- _Stated goal_:
Identify the lines that contain the word "document", then copy them.

▬▬▬▬▬▬

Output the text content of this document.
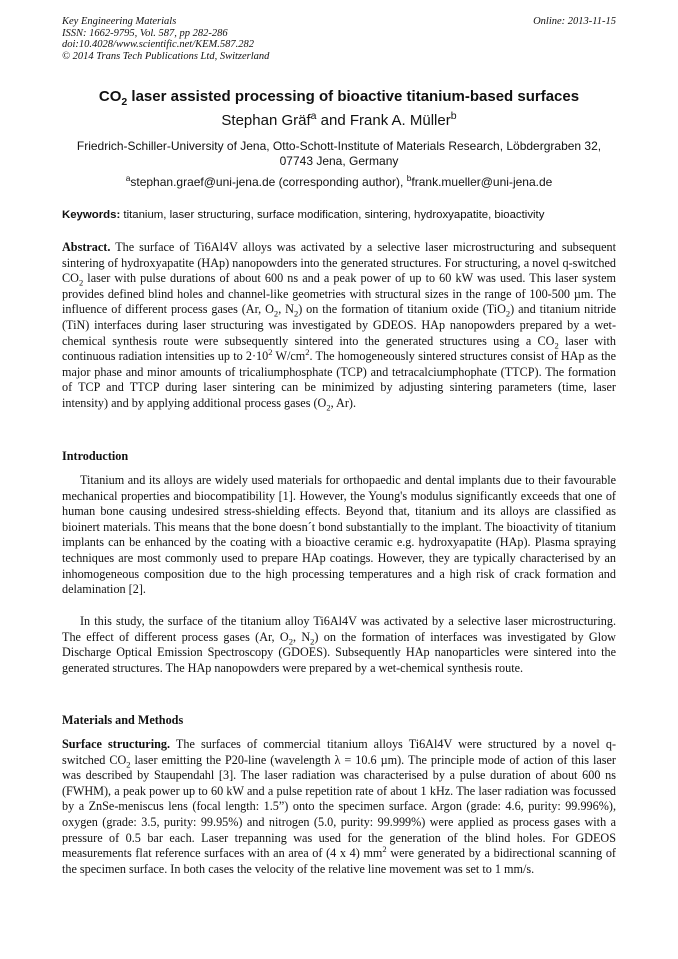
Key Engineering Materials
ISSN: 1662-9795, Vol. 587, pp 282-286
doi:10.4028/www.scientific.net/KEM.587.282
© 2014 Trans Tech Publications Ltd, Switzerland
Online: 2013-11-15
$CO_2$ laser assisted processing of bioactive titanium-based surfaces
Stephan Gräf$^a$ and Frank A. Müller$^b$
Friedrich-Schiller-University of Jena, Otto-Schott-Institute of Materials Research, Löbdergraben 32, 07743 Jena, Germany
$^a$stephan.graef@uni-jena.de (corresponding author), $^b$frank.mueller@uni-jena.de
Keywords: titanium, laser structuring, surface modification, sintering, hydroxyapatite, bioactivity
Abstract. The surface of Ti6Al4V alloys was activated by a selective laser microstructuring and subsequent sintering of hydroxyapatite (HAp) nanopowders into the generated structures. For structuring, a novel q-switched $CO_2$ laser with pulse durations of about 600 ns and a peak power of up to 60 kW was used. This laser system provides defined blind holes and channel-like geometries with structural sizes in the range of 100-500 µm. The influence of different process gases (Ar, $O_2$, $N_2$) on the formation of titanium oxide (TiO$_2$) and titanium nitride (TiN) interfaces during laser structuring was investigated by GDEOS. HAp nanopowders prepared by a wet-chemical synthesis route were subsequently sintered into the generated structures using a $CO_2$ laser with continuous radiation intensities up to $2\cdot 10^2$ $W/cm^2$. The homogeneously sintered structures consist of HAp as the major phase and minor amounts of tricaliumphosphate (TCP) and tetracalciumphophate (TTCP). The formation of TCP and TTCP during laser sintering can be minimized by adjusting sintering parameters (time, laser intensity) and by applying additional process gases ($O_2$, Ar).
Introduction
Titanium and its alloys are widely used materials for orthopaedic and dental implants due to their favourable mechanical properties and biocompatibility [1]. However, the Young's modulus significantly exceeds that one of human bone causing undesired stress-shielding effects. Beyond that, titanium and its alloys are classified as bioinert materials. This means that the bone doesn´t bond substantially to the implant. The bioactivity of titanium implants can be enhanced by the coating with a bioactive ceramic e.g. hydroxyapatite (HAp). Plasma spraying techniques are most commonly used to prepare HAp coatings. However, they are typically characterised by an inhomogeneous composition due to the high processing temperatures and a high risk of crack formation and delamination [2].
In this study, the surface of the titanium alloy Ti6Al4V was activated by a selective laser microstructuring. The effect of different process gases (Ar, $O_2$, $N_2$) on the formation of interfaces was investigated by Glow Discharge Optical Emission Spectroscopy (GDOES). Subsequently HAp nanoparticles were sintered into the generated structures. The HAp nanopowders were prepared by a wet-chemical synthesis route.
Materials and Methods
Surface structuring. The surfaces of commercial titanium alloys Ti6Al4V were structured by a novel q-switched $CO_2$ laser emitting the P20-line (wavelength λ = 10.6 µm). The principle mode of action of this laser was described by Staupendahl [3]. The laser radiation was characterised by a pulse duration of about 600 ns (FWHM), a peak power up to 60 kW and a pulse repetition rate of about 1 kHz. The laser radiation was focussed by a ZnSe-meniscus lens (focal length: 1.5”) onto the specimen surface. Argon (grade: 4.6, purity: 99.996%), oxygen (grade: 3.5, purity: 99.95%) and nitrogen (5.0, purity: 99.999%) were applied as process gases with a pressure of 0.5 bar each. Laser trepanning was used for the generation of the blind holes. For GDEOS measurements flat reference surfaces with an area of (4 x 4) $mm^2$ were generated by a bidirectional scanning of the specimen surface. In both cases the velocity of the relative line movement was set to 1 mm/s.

▬▬▬▬▬▬

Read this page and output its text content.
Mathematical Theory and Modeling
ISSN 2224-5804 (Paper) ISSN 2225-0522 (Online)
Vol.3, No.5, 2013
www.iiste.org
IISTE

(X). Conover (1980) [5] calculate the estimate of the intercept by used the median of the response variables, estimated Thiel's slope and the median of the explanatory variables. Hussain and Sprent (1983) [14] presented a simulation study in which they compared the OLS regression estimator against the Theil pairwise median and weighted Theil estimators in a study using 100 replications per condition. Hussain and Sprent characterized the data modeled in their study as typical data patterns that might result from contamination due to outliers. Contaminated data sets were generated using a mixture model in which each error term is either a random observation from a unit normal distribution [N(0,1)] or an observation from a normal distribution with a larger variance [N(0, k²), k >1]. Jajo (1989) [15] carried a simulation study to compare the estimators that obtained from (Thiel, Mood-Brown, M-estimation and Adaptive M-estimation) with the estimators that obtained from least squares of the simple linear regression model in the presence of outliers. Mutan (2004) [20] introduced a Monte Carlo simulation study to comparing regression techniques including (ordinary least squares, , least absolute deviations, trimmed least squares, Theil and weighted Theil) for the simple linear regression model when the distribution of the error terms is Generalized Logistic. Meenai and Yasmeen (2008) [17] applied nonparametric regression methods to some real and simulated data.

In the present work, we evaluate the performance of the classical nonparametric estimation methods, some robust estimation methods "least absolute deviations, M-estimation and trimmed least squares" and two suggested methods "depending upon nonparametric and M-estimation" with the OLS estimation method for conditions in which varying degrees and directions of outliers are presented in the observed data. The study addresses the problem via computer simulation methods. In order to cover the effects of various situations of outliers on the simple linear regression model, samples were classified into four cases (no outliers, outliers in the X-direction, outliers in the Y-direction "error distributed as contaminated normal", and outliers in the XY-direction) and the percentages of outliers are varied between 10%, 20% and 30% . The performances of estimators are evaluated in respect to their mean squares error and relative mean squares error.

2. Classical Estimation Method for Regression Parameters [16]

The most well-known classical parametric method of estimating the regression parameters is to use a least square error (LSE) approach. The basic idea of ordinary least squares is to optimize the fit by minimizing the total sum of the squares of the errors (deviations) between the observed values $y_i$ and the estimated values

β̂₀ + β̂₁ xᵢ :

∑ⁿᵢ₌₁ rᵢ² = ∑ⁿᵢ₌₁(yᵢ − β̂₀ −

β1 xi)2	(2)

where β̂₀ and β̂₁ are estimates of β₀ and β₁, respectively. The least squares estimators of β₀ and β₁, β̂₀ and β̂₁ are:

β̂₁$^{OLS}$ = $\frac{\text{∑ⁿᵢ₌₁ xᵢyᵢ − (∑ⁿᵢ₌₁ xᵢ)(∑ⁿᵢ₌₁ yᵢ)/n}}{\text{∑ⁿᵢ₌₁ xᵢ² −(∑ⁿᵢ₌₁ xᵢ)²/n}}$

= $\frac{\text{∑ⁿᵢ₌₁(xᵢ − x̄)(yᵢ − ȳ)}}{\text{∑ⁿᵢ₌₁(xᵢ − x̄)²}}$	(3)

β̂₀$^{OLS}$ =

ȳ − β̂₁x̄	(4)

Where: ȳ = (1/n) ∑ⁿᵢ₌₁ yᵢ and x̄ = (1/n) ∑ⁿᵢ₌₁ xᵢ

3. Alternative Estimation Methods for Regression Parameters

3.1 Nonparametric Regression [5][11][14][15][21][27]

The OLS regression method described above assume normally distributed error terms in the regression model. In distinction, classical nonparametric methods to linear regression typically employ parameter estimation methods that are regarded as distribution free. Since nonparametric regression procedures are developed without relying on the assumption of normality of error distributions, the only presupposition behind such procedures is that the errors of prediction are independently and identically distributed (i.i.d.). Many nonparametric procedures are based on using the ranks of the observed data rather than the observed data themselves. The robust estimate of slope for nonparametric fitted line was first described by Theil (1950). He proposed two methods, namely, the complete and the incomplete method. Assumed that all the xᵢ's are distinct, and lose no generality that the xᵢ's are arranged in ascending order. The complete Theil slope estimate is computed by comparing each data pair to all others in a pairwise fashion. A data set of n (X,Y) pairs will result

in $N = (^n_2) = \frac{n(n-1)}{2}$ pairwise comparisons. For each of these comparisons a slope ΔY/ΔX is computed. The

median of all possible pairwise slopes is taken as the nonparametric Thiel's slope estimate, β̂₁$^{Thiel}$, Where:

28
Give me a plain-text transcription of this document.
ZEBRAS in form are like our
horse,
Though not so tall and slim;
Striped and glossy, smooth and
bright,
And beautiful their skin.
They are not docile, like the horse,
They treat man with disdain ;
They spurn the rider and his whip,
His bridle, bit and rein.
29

▬▬▬▬▬▬

- _Answer to the task_:
Output the text content of this document.
Give me a plain-text transcription of this document.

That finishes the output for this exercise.